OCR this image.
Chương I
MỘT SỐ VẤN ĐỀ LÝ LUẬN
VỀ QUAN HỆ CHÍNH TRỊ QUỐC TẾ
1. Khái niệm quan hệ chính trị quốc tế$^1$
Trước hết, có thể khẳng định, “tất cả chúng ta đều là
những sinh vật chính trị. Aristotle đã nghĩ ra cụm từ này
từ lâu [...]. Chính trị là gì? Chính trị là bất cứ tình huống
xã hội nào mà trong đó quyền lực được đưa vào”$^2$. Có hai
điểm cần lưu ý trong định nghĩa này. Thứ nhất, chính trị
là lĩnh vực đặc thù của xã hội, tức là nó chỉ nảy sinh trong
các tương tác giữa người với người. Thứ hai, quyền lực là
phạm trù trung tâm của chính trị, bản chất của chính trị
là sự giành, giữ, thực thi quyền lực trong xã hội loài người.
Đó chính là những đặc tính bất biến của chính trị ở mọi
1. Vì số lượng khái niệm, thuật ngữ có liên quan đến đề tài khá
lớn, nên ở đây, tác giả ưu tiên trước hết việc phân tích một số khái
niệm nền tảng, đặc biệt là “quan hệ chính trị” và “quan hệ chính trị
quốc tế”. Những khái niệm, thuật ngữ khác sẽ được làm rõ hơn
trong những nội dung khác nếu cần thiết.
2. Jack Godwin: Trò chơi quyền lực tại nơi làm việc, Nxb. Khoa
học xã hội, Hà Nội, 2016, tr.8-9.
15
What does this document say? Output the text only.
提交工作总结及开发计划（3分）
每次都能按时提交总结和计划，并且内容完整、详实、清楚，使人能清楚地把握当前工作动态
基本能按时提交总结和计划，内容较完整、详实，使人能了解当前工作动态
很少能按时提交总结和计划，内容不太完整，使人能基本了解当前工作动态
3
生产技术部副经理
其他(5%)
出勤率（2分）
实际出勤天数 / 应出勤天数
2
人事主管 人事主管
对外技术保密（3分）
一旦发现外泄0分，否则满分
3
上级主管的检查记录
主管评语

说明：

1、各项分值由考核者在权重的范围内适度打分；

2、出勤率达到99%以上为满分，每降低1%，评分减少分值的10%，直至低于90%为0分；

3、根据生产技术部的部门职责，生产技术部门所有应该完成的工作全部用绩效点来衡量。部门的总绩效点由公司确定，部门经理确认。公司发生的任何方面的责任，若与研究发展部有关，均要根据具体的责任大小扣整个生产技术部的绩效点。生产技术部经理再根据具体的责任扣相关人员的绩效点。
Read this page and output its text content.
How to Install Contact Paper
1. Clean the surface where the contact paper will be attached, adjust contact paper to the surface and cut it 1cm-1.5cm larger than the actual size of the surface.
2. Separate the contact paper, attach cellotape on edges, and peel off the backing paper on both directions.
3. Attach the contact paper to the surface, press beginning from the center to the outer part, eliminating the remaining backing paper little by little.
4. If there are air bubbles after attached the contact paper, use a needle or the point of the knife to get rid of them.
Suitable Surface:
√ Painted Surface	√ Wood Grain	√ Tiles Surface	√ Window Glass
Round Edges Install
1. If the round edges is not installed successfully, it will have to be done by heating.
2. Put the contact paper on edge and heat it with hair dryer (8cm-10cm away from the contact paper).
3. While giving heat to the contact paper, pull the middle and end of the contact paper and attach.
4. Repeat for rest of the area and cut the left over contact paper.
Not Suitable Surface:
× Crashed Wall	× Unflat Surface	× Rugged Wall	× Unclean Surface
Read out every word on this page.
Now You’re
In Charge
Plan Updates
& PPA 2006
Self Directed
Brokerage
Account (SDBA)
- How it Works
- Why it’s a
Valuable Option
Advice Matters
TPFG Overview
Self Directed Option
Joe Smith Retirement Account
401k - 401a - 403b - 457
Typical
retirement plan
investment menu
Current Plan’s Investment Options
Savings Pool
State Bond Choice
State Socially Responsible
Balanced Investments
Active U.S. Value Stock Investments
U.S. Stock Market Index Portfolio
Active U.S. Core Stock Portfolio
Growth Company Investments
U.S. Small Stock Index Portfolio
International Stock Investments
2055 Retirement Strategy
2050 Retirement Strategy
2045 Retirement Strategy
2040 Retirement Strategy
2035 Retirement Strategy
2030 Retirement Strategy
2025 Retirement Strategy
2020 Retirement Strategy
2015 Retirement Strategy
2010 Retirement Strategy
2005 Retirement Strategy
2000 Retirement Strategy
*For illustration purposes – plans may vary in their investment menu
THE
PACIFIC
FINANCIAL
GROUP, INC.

....................

> [Exercise details]
Find the word "sinh" in the data and show each line that holds it.

> [The reply]
những sinh vật chính trị. Aristotle đã nghĩ ra cụm từ này
là lĩnh vực đặc thù của xã hội, tức là nó chỉ nảy sinh trong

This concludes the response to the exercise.